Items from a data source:
::::::::::
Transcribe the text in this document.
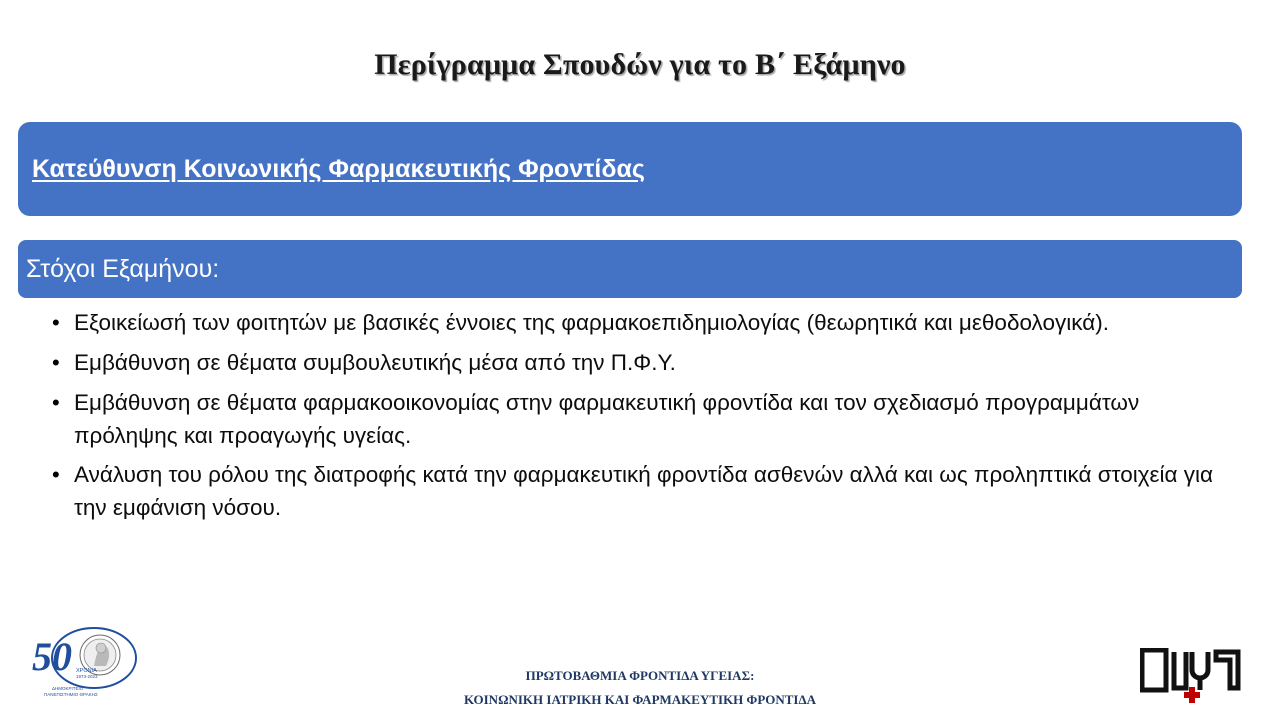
Περίγραμμα Σπουδών για το Β΄ Εξάμηνο
Κατεύθυνση Κοινωνικής Φαρμακευτικής Φροντίδας
Στόχοι Εξαμήνου:
• Εξοικείωσή των φοιτητών με βασικές έννοιες της φαρμακοεπιδημιολογίας (θεωρητικά και μεθοδολογικά).
• Εμβάθυνση σε θέματα συμβουλευτικής μέσα από την Π.Φ.Υ.
• Εμβάθυνση σε θέματα φαρμακοοικονομίας στην φαρμακευτική φροντίδα και τον σχεδιασμό προγραμμάτων πρόληψης και προαγωγής υγείας.
• Ανάλυση του ρόλου της διατροφής κατά την φαρμακευτική φροντίδα ασθενών αλλά και ως προληπτικά στοιχεία για την εμφάνιση νόσου.
50 ΧΡΟΝΙΑ
1973-2023
ΔΗΜΟΚΡΙΤΕΙΟ
ΠΑΝΕΠΙΣΤΗΜΙΟ ΘΡΑΚΗΣ
ΠΡΩΤΟΒΑΘΜΙΑ ΦΡΟΝΤΙΔΑ ΥΓΕΙΑΣ:
ΚΟΙΝΩΝΙΚΗ ΙΑΤΡΙΚΗ ΚΑΙ ΦΑΡΜΑΚΕΥΤΙΚΗ ΦΡΟΝΤΙΔΑ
::::::::::
Lines from the records above that hold "θέματα" are the ones to list.

• Εμβάθυνση σε θέματα συμβουλευτικής μέσα από την Π.Φ.Υ.
• Εμβάθυνση σε θέματα φαρμακοοικονομίας στην φαρμακευτική φροντίδα και τον σχεδιασμό προγραμμάτων πρόληψης και προαγωγής υγείας.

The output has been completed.